_Objective_
Repeat each line of the entries below exactly as it appears.

(Stored entries)

---

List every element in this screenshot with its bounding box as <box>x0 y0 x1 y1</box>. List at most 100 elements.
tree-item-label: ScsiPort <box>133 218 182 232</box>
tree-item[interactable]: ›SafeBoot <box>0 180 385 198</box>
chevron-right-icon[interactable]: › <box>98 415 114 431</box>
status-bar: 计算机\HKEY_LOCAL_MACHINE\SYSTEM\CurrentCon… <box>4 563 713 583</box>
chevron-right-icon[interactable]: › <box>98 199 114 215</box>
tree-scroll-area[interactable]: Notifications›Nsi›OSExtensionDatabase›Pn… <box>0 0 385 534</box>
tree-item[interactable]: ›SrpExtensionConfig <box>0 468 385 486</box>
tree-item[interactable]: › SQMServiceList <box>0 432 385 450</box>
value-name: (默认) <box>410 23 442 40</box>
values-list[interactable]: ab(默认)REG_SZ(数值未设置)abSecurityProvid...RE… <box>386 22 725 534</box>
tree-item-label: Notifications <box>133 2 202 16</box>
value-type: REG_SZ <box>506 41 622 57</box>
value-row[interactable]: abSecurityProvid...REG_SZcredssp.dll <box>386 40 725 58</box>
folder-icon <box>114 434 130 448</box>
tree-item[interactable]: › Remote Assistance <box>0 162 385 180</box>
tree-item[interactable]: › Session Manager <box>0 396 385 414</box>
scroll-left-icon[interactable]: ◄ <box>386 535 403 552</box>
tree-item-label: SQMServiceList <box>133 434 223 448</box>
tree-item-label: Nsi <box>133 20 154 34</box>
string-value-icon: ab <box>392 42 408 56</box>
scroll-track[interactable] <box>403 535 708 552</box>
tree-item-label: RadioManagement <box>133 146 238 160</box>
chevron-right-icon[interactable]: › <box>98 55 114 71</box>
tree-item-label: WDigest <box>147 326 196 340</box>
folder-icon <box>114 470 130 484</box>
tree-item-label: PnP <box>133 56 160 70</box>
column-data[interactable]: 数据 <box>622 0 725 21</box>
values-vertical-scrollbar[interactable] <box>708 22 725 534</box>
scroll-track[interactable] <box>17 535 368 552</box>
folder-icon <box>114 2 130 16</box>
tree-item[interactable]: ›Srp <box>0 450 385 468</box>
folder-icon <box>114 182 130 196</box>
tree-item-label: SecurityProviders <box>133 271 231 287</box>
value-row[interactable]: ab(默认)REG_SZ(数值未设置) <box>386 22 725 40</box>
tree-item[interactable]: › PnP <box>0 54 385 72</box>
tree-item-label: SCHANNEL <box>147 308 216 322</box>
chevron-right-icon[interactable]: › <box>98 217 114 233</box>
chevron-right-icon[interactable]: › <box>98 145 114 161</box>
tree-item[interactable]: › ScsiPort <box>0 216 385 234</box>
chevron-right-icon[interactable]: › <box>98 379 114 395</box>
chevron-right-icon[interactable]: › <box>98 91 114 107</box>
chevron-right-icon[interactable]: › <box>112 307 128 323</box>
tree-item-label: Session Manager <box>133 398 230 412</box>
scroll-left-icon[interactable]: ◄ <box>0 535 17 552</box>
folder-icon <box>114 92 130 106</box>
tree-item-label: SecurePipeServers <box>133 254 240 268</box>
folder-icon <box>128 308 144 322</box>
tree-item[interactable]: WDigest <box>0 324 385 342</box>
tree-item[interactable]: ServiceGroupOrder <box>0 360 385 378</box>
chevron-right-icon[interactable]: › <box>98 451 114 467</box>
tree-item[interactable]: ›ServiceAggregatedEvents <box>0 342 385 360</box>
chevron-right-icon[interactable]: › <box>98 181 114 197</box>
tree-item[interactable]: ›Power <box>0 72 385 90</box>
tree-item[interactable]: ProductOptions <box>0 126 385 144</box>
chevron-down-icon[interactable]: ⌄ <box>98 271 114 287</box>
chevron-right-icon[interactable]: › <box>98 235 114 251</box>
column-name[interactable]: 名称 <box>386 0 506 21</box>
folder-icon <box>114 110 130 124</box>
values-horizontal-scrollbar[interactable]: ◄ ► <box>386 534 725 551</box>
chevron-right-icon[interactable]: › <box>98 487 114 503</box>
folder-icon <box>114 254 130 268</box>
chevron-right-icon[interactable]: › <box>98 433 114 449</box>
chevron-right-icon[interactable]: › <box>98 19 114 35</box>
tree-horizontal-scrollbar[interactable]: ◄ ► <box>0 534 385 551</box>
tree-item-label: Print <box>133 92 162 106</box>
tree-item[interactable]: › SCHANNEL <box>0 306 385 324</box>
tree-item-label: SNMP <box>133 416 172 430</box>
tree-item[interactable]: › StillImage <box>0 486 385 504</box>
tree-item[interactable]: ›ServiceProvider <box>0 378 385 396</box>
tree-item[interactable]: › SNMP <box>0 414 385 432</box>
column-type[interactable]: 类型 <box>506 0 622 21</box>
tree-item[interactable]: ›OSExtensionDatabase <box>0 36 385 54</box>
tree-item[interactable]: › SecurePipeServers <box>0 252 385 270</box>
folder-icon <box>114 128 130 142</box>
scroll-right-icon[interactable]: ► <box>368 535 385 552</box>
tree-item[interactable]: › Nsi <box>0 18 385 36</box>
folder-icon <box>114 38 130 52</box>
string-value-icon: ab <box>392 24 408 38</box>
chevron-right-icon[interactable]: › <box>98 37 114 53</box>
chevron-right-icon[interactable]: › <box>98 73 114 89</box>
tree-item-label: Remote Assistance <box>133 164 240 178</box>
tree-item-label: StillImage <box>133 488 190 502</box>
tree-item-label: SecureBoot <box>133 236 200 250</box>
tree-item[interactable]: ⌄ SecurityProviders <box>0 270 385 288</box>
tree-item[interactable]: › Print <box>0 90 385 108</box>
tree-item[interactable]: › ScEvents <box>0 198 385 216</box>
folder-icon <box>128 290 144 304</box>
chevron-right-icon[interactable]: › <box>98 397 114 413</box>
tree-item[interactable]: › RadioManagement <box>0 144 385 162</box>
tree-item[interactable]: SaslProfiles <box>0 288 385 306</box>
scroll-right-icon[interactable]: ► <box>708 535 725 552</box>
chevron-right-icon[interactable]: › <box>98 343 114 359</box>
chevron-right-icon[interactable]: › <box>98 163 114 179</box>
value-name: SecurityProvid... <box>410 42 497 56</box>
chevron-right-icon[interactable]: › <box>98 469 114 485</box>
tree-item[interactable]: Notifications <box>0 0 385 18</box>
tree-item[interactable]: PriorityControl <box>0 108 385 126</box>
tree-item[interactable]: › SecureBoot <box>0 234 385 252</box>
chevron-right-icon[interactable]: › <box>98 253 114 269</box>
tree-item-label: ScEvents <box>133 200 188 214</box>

---

_Output below_
List every element in this screenshot with its bounding box as <box>x0 y0 x1 y1</box>. List at most 100 elements.
tree-item-label: ScsiPort <box>133 218 182 232</box>
tree-item[interactable]: ›SafeBoot <box>0 180 385 198</box>
chevron-right-icon[interactable]: › <box>98 415 114 431</box>
status-bar: 计算机\HKEY_LOCAL_MACHINE\SYSTEM\CurrentCon… <box>4 563 713 583</box>
chevron-right-icon[interactable]: › <box>98 199 114 215</box>
tree-scroll-area[interactable]: Notifications›Nsi›OSExtensionDatabase›Pn… <box>0 0 385 534</box>
tree-item[interactable]: ›SrpExtensionConfig <box>0 468 385 486</box>
tree-item[interactable]: › SQMServiceList <box>0 432 385 450</box>
value-name: (默认) <box>410 23 442 40</box>
values-list[interactable]: ab(默认)REG_SZ(数值未设置)abSecurityProvid...RE… <box>386 22 725 534</box>
tree-item-label: Notifications <box>133 2 202 16</box>
value-type: REG_SZ <box>506 41 622 57</box>
value-row[interactable]: abSecurityProvid...REG_SZcredssp.dll <box>386 40 725 58</box>
folder-icon <box>114 434 130 448</box>
tree-item[interactable]: › Remote Assistance <box>0 162 385 180</box>
tree-item[interactable]: › Session Manager <box>0 396 385 414</box>
scroll-left-icon[interactable]: ◄ <box>386 535 403 552</box>
tree-item-label: SQMServiceList <box>133 434 223 448</box>
tree-item-label: Nsi <box>133 20 154 34</box>
string-value-icon: ab <box>392 42 408 56</box>
scroll-track[interactable] <box>403 535 708 552</box>
tree-item-label: RadioManagement <box>133 146 238 160</box>
chevron-right-icon[interactable]: › <box>98 55 114 71</box>
tree-item-label: WDigest <box>147 326 196 340</box>
folder-icon <box>114 470 130 484</box>
tree-item-label: PnP <box>133 56 160 70</box>
column-data[interactable]: 数据 <box>622 0 725 21</box>
values-vertical-scrollbar[interactable] <box>708 22 725 534</box>
scroll-track[interactable] <box>17 535 368 552</box>
folder-icon <box>114 2 130 16</box>
tree-item[interactable]: ›Srp <box>0 450 385 468</box>
folder-icon <box>114 182 130 196</box>
tree-item-label: SecurityProviders <box>133 271 231 287</box>
value-row[interactable]: ab(默认)REG_SZ(数值未设置) <box>386 22 725 40</box>
tree-item[interactable]: › PnP <box>0 54 385 72</box>
tree-item-label: SCHANNEL <box>147 308 216 322</box>
chevron-right-icon[interactable]: › <box>98 217 114 233</box>
chevron-right-icon[interactable]: › <box>98 145 114 161</box>
tree-item[interactable]: › ScsiPort <box>0 216 385 234</box>
chevron-right-icon[interactable]: › <box>98 379 114 395</box>
chevron-right-icon[interactable]: › <box>98 91 114 107</box>
chevron-right-icon[interactable]: › <box>112 307 128 323</box>
tree-item-label: Session Manager <box>133 398 230 412</box>
scroll-left-icon[interactable]: ◄ <box>0 535 17 552</box>
folder-icon <box>114 92 130 106</box>
tree-item-label: SecurePipeServers <box>133 254 240 268</box>
folder-icon <box>128 308 144 322</box>
tree-item[interactable]: WDigest <box>0 324 385 342</box>
tree-item[interactable]: ServiceGroupOrder <box>0 360 385 378</box>
chevron-right-icon[interactable]: › <box>98 451 114 467</box>
tree-item[interactable]: ›ServiceAggregatedEvents <box>0 342 385 360</box>
chevron-right-icon[interactable]: › <box>98 181 114 197</box>
tree-item[interactable]: ›Power <box>0 72 385 90</box>
tree-item[interactable]: ProductOptions <box>0 126 385 144</box>
chevron-down-icon[interactable]: ⌄ <box>98 271 114 287</box>
chevron-right-icon[interactable]: › <box>98 235 114 251</box>
column-name[interactable]: 名称 <box>386 0 506 21</box>
folder-icon <box>114 110 130 124</box>
values-horizontal-scrollbar[interactable]: ◄ ► <box>386 534 725 551</box>
chevron-right-icon[interactable]: › <box>98 487 114 503</box>
folder-icon <box>114 254 130 268</box>
chevron-right-icon[interactable]: › <box>98 433 114 449</box>
chevron-right-icon[interactable]: › <box>98 19 114 35</box>
tree-horizontal-scrollbar[interactable]: ◄ ► <box>0 534 385 551</box>
tree-item-label: Print <box>133 92 162 106</box>
tree-item[interactable]: › SCHANNEL <box>0 306 385 324</box>
tree-item-label: SNMP <box>133 416 172 430</box>
tree-item[interactable]: › StillImage <box>0 486 385 504</box>
tree-item[interactable]: ›ServiceProvider <box>0 378 385 396</box>
tree-item[interactable]: › SNMP <box>0 414 385 432</box>
column-type[interactable]: 类型 <box>506 0 622 21</box>
tree-item[interactable]: ›OSExtensionDatabase <box>0 36 385 54</box>
tree-item[interactable]: › SecurePipeServers <box>0 252 385 270</box>
folder-icon <box>114 128 130 142</box>
scroll-right-icon[interactable]: ► <box>368 535 385 552</box>
tree-item[interactable]: › Nsi <box>0 18 385 36</box>
folder-icon <box>114 38 130 52</box>
string-value-icon: ab <box>392 24 408 38</box>
chevron-right-icon[interactable]: › <box>98 37 114 53</box>
chevron-right-icon[interactable]: › <box>98 73 114 89</box>
tree-item-label: Remote Assistance <box>133 164 240 178</box>
tree-item-label: StillImage <box>133 488 190 502</box>
tree-item-label: SecureBoot <box>133 236 200 250</box>
tree-item[interactable]: ⌄ SecurityProviders <box>0 270 385 288</box>
tree-item[interactable]: › Print <box>0 90 385 108</box>
tree-item[interactable]: › ScEvents <box>0 198 385 216</box>
folder-icon <box>128 290 144 304</box>
chevron-right-icon[interactable]: › <box>98 397 114 413</box>
tree-item[interactable]: › RadioManagement <box>0 144 385 162</box>
tree-item[interactable]: SaslProfiles <box>0 288 385 306</box>
scroll-right-icon[interactable]: ► <box>708 535 725 552</box>
chevron-right-icon[interactable]: › <box>98 343 114 359</box>
chevron-right-icon[interactable]: › <box>98 163 114 179</box>
value-name: SecurityProvid... <box>410 42 497 56</box>
chevron-right-icon[interactable]: › <box>98 469 114 485</box>
tree-item[interactable]: Notifications <box>0 0 385 18</box>
tree-item[interactable]: PriorityControl <box>0 108 385 126</box>
tree-item[interactable]: › SecureBoot <box>0 234 385 252</box>
chevron-right-icon[interactable]: › <box>98 253 114 269</box>
tree-item-label: ScEvents <box>133 200 188 214</box>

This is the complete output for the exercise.